▶ Brief
Copy out each line of the material below that holds the string "Production".

Records from a collection of figures:
========

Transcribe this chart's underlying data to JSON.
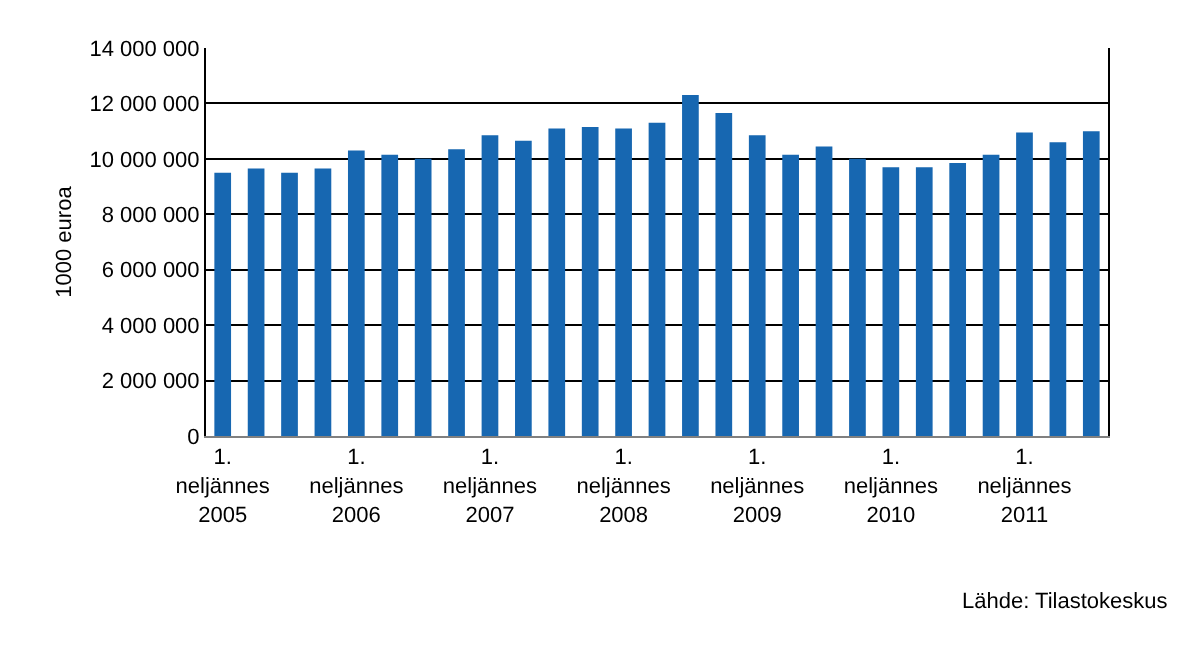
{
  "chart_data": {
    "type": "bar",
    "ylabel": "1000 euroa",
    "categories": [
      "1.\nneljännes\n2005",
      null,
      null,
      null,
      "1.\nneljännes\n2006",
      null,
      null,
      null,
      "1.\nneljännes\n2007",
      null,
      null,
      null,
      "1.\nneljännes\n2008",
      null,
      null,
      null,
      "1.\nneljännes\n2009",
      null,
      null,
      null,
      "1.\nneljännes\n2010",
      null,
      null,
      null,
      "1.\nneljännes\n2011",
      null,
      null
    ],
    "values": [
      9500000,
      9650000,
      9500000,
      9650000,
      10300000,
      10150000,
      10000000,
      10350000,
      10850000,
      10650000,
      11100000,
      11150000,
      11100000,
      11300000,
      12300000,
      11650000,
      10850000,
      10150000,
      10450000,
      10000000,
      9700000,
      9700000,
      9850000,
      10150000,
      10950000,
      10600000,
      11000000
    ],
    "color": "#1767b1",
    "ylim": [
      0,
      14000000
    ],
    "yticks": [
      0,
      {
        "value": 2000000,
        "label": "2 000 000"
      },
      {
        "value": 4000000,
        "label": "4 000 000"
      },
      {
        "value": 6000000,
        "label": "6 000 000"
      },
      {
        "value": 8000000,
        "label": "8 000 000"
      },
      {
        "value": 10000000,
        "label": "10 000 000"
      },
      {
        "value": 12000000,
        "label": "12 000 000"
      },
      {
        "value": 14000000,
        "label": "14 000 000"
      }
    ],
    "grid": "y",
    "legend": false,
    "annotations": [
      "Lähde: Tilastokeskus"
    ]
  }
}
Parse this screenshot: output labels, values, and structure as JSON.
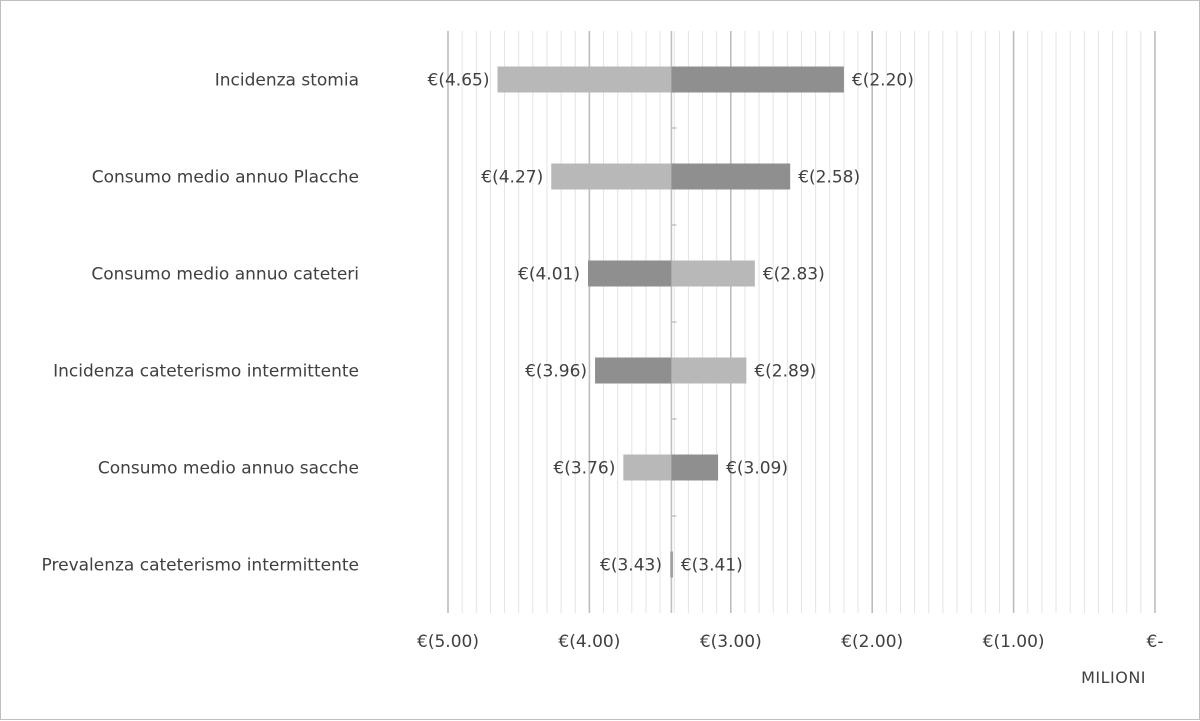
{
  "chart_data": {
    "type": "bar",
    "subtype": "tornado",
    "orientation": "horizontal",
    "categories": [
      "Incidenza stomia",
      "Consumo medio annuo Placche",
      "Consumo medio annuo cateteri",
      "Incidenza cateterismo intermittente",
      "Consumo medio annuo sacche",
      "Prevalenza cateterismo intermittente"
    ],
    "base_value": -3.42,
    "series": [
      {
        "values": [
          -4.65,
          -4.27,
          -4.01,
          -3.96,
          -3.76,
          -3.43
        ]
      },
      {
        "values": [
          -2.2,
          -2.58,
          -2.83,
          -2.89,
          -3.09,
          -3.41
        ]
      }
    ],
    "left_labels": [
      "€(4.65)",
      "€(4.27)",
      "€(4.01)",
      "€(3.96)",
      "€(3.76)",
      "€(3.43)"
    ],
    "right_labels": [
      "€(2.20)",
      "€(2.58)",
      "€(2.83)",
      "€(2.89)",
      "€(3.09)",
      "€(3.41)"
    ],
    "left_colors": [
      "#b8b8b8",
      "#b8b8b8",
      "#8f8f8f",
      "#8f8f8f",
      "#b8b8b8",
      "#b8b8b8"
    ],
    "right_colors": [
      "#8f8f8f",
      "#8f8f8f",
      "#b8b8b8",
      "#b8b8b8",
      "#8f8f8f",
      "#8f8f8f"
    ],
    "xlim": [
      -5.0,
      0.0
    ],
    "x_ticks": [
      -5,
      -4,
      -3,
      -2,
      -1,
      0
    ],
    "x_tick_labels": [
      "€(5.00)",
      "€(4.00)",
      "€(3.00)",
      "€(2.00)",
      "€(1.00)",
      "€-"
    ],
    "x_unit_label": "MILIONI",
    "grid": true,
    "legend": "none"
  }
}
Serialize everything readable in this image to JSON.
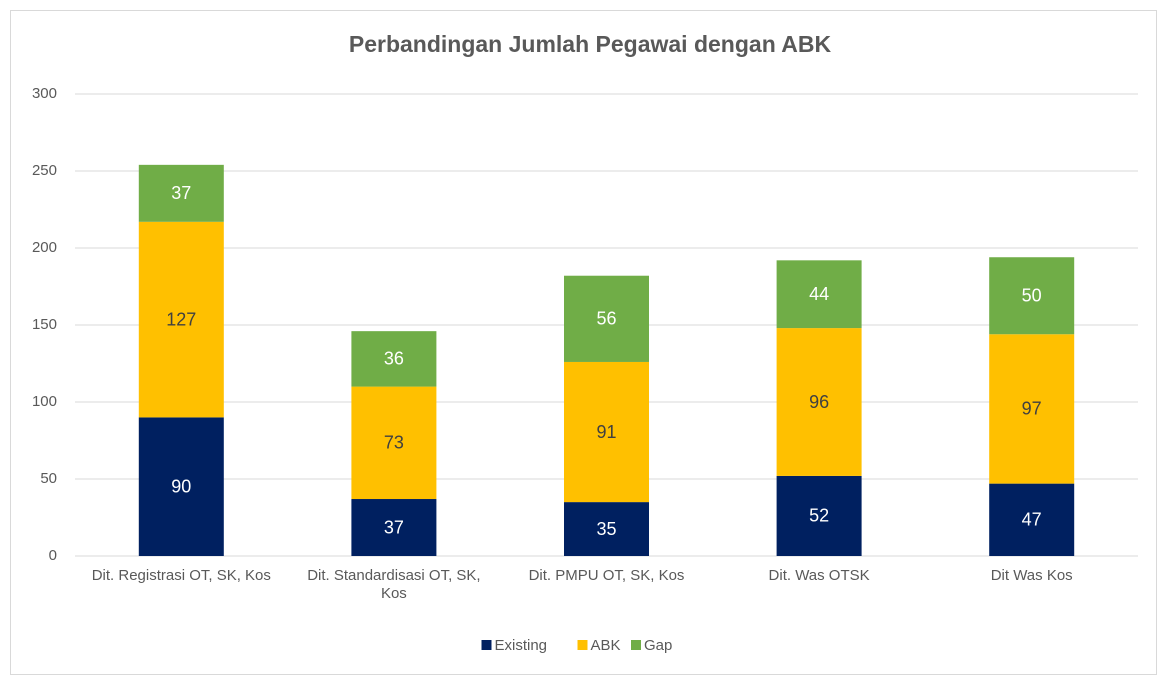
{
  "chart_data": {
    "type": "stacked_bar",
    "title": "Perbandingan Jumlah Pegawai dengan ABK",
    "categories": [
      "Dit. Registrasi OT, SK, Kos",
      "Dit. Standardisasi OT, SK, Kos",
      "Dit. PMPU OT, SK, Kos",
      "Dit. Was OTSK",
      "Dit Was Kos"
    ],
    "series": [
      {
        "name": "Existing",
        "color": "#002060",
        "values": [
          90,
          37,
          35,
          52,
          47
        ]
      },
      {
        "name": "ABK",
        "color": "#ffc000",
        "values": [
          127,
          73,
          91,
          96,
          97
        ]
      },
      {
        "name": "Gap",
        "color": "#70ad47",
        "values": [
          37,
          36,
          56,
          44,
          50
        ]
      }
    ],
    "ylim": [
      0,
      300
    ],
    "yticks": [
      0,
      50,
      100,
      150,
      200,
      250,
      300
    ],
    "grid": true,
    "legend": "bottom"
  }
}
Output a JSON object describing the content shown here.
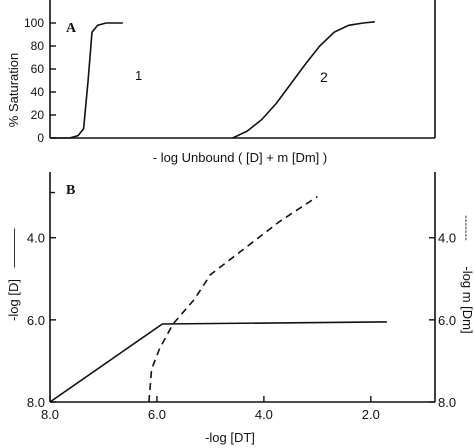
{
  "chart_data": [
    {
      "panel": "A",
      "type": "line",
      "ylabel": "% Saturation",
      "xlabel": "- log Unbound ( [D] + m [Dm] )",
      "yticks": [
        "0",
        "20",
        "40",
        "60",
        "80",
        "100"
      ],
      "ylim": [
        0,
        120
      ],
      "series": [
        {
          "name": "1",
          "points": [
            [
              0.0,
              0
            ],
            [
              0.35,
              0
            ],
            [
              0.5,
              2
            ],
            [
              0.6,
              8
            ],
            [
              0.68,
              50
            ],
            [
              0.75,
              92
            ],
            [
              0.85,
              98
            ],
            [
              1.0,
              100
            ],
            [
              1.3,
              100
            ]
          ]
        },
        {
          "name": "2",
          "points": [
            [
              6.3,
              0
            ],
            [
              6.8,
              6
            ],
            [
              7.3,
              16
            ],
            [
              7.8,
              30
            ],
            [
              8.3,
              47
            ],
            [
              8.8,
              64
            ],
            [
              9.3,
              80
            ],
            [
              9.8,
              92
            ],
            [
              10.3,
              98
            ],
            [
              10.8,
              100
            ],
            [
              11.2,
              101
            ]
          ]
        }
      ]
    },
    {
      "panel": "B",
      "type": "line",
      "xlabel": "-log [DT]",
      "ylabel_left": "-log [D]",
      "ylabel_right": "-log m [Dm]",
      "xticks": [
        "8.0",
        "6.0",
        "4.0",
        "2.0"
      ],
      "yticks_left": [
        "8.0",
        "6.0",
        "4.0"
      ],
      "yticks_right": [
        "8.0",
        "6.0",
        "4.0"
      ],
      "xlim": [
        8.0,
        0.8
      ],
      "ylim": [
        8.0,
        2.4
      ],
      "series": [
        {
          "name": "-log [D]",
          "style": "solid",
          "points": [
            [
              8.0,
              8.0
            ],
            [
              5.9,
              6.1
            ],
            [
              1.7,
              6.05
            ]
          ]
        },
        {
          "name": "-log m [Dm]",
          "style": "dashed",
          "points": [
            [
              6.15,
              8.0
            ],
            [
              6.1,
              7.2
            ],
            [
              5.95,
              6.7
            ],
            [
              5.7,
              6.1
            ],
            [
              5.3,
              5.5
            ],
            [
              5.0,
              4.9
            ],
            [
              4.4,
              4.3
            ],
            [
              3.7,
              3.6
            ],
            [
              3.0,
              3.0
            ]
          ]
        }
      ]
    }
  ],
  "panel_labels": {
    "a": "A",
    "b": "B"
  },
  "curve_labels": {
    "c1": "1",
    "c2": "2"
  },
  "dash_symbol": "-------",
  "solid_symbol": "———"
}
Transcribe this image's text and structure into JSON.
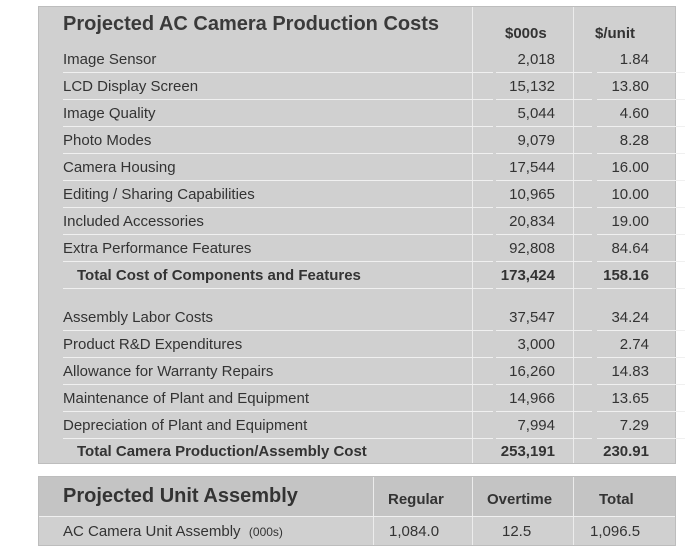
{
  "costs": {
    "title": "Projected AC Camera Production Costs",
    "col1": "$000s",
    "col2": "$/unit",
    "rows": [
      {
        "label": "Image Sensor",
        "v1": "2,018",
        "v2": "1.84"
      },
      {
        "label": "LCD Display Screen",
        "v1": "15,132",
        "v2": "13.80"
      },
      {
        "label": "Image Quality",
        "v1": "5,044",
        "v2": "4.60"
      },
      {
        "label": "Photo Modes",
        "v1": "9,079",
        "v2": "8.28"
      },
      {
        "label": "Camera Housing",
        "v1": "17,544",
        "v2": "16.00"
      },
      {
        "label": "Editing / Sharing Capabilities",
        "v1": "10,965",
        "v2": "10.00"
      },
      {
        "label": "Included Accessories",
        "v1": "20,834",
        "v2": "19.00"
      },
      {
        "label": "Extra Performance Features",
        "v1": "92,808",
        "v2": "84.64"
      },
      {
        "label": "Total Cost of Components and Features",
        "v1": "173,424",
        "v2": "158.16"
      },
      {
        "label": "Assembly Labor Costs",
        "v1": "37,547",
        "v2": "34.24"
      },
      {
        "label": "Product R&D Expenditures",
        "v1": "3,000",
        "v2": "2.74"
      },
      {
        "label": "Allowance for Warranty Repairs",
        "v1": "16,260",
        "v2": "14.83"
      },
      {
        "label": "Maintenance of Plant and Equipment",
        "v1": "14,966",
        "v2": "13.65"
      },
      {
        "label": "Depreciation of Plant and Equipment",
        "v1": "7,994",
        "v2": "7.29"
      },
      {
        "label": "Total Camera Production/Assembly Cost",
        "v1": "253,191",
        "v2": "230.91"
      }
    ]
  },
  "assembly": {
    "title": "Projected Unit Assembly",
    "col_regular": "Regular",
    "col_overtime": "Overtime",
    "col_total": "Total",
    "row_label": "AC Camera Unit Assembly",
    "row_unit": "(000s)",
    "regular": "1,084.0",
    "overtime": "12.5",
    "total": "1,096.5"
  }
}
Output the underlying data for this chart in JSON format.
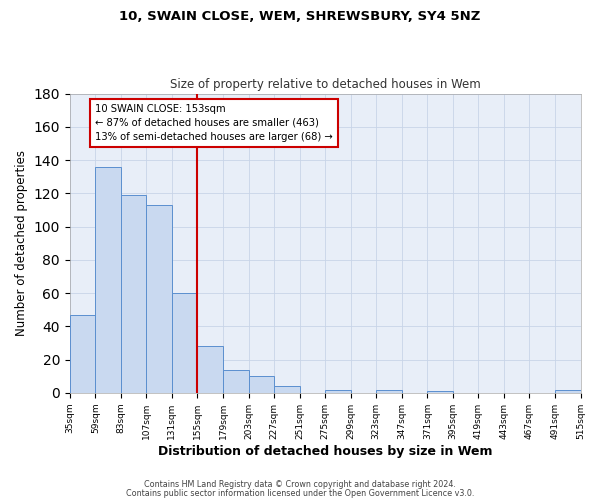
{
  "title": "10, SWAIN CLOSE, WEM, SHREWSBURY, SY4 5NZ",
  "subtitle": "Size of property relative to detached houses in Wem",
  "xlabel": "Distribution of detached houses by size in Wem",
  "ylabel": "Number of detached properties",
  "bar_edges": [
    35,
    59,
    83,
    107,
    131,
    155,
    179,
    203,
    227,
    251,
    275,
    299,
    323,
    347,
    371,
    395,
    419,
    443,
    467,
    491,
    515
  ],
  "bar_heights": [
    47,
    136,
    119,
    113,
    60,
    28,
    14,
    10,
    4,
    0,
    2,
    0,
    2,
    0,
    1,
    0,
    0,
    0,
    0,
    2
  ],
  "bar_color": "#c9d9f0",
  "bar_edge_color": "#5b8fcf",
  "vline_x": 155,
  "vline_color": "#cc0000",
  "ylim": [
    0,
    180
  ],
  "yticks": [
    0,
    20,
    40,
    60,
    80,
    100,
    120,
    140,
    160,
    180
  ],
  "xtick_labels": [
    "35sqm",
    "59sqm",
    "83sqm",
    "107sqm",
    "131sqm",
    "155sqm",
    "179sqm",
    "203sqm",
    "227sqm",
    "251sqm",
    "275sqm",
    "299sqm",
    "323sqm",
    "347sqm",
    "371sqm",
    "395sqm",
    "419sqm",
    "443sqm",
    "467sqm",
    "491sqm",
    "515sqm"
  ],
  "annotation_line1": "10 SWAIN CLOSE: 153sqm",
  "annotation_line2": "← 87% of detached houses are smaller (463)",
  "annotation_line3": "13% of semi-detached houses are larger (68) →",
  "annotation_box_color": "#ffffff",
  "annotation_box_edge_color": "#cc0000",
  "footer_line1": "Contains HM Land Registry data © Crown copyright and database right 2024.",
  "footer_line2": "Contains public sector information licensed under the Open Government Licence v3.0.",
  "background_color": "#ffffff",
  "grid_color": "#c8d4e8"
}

========

▶ Answer to this problem
    "title": "Projected AC Camera Production Costs",
        "label": "Total Camera Production/Assembly Cost",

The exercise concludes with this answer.